• Written task
Look through the data below and return each line where "name" appears.

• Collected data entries
------------------------------------------------
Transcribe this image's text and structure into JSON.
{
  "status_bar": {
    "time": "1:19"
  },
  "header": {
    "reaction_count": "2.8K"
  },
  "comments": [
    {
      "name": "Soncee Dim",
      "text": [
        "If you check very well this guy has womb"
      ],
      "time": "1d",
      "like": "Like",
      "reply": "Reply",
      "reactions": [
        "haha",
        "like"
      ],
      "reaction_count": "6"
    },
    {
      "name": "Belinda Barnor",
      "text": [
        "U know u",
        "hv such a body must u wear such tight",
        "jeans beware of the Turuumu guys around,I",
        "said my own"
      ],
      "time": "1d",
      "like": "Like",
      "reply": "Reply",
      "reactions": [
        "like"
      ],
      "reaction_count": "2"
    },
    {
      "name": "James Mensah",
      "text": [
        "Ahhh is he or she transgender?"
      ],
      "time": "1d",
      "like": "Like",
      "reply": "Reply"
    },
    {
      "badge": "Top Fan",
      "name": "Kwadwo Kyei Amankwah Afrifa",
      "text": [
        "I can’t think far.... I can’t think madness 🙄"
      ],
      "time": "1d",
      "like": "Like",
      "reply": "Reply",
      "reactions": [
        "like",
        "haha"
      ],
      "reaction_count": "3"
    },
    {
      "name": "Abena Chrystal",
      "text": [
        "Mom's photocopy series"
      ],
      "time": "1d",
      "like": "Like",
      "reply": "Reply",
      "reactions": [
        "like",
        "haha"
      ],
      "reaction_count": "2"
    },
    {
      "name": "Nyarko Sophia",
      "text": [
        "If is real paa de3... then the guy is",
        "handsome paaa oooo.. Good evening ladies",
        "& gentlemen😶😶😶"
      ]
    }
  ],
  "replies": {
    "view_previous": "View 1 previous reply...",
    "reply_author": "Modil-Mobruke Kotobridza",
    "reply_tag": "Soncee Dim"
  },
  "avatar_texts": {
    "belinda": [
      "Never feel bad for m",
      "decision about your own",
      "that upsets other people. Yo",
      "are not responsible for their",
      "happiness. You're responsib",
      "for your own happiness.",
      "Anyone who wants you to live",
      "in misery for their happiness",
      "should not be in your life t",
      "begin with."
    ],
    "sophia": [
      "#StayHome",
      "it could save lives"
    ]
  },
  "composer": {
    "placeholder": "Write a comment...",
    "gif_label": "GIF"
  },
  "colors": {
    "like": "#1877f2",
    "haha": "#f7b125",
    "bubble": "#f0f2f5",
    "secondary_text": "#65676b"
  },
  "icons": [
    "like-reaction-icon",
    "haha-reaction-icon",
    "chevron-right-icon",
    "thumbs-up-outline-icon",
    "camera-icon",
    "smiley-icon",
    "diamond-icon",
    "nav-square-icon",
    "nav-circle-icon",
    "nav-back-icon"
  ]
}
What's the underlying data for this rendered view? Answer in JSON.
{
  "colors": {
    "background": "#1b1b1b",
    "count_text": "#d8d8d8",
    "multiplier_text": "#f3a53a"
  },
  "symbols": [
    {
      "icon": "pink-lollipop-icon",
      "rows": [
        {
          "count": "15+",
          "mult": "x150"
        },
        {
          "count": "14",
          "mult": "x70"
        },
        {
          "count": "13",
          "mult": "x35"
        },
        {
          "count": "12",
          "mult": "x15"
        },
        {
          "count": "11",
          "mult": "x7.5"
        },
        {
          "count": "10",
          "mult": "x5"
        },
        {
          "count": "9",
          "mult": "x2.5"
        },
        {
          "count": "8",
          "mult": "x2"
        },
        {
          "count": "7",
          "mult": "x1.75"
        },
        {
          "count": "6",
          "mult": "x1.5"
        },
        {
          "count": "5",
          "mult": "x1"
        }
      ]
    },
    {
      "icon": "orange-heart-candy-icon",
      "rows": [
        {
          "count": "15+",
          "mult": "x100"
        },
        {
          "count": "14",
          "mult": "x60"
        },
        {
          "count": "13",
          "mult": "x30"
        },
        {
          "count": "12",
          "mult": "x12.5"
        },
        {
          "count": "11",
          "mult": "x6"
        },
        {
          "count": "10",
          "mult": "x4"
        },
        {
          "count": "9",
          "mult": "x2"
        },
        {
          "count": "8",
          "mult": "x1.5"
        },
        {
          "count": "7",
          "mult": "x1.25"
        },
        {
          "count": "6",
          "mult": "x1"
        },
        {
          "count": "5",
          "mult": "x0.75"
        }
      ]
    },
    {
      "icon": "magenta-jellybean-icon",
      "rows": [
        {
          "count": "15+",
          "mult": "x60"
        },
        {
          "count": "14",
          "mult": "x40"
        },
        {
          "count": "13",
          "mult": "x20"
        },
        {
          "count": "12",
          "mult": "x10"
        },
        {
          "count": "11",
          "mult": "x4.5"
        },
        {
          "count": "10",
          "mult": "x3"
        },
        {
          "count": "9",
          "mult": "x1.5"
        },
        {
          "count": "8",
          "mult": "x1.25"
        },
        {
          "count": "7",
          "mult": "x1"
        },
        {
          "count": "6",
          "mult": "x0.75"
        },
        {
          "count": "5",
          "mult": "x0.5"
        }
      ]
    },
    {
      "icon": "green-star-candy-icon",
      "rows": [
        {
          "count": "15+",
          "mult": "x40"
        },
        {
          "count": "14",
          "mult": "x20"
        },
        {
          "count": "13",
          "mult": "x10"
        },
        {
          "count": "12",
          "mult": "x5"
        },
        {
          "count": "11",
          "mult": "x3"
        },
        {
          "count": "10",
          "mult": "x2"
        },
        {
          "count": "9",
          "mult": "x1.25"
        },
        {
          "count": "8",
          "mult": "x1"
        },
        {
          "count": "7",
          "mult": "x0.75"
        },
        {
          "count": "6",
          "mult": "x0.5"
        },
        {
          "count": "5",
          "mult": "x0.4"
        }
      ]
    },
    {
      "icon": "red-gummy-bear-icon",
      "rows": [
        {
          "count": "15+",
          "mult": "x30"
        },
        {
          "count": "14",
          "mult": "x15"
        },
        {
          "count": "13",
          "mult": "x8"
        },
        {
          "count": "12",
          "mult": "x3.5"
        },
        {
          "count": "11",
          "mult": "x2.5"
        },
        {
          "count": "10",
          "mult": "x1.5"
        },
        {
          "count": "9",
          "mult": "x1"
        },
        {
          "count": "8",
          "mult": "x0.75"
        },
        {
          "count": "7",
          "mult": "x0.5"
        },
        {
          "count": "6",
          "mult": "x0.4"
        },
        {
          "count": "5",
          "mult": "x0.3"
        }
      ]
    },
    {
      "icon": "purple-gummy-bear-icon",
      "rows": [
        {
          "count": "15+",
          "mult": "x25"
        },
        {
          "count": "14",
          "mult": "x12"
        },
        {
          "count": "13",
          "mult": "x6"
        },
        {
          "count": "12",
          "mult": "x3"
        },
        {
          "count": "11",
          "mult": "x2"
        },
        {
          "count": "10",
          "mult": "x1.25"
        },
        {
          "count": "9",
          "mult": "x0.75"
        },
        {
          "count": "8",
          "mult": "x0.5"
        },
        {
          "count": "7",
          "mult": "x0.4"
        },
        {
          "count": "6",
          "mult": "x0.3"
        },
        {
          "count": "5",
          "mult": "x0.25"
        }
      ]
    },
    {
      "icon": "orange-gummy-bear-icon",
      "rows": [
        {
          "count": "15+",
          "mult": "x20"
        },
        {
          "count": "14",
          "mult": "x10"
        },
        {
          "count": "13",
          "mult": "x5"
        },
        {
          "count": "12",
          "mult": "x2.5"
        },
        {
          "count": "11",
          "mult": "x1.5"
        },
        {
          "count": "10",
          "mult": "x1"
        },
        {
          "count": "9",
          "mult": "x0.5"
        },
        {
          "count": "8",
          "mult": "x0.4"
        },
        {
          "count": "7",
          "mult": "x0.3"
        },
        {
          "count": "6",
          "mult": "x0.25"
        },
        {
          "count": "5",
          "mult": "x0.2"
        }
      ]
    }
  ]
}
------------------------------------------------
• Response
      "name": "Soncee Dim",
      "name": "Belinda Barnor",
      "name": "James Mensah",
      "name": "Kwadwo Kyei Amankwah Afrifa",
      "name": "Abena Chrystal",
      "name": "Nyarko Sophia",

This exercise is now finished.